## begin Data for the task

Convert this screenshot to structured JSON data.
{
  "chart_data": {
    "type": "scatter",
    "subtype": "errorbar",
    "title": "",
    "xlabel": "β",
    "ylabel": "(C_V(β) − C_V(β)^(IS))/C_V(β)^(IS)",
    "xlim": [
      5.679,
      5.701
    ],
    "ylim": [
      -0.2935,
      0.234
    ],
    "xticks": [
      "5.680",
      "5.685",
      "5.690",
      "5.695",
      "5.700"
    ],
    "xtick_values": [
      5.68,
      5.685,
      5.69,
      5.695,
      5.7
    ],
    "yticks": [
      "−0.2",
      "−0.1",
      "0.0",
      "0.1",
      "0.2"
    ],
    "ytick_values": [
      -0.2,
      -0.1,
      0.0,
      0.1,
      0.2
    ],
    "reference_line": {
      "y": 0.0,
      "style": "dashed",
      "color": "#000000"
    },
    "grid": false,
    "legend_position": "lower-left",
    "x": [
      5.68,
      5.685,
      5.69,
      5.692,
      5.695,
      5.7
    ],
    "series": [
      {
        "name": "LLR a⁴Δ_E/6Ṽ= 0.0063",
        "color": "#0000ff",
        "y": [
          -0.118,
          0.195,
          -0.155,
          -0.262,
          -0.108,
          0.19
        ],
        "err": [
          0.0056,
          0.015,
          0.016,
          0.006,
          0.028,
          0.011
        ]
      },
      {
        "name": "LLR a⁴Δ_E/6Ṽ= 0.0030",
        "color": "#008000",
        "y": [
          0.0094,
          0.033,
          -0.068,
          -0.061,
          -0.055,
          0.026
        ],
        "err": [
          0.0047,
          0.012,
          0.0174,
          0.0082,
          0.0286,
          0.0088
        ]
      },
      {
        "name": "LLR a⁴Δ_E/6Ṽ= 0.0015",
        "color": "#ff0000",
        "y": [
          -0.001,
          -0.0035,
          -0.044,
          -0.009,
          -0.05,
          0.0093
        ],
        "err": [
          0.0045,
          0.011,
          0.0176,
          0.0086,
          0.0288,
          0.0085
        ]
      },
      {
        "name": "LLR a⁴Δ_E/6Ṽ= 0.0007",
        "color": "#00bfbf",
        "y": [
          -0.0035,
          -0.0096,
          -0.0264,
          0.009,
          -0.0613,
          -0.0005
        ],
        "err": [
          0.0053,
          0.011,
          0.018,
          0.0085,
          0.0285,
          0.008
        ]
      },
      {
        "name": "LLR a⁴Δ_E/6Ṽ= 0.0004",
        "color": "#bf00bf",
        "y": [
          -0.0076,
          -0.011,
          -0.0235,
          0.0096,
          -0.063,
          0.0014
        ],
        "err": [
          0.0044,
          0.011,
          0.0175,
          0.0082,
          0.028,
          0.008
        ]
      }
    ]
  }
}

## end Data for the task

Copy the entries above exactly, leaving none out.

Correct answer:
Convert this screenshot to structured JSON data.
{
  "chart_data": {
    "type": "scatter",
    "subtype": "errorbar",
    "title": "",
    "xlabel": "β",
    "ylabel": "(C_V(β) − C_V(β)^(IS))/C_V(β)^(IS)",
    "xlim": [
      5.679,
      5.701
    ],
    "ylim": [
      -0.2935,
      0.234
    ],
    "xticks": [
      "5.680",
      "5.685",
      "5.690",
      "5.695",
      "5.700"
    ],
    "xtick_values": [
      5.68,
      5.685,
      5.69,
      5.695,
      5.7
    ],
    "yticks": [
      "−0.2",
      "−0.1",
      "0.0",
      "0.1",
      "0.2"
    ],
    "ytick_values": [
      -0.2,
      -0.1,
      0.0,
      0.1,
      0.2
    ],
    "reference_line": {
      "y": 0.0,
      "style": "dashed",
      "color": "#000000"
    },
    "grid": false,
    "legend_position": "lower-left",
    "x": [
      5.68,
      5.685,
      5.69,
      5.692,
      5.695,
      5.7
    ],
    "series": [
      {
        "name": "LLR a⁴Δ_E/6Ṽ= 0.0063",
        "color": "#0000ff",
        "y": [
          -0.118,
          0.195,
          -0.155,
          -0.262,
          -0.108,
          0.19
        ],
        "err": [
          0.0056,
          0.015,
          0.016,
          0.006,
          0.028,
          0.011
        ]
      },
      {
        "name": "LLR a⁴Δ_E/6Ṽ= 0.0030",
        "color": "#008000",
        "y": [
          0.0094,
          0.033,
          -0.068,
          -0.061,
          -0.055,
          0.026
        ],
        "err": [
          0.0047,
          0.012,
          0.0174,
          0.0082,
          0.0286,
          0.0088
        ]
      },
      {
        "name": "LLR a⁴Δ_E/6Ṽ= 0.0015",
        "color": "#ff0000",
        "y": [
          -0.001,
          -0.0035,
          -0.044,
          -0.009,
          -0.05,
          0.0093
        ],
        "err": [
          0.0045,
          0.011,
          0.0176,
          0.0086,
          0.0288,
          0.0085
        ]
      },
      {
        "name": "LLR a⁴Δ_E/6Ṽ= 0.0007",
        "color": "#00bfbf",
        "y": [
          -0.0035,
          -0.0096,
          -0.0264,
          0.009,
          -0.0613,
          -0.0005
        ],
        "err": [
          0.0053,
          0.011,
          0.018,
          0.0085,
          0.0285,
          0.008
        ]
      },
      {
        "name": "LLR a⁴Δ_E/6Ṽ= 0.0004",
        "color": "#bf00bf",
        "y": [
          -0.0076,
          -0.011,
          -0.0235,
          0.0096,
          -0.063,
          0.0014
        ],
        "err": [
          0.0044,
          0.011,
          0.0175,
          0.0082,
          0.028,
          0.008
        ]
      }
    ]
  }
}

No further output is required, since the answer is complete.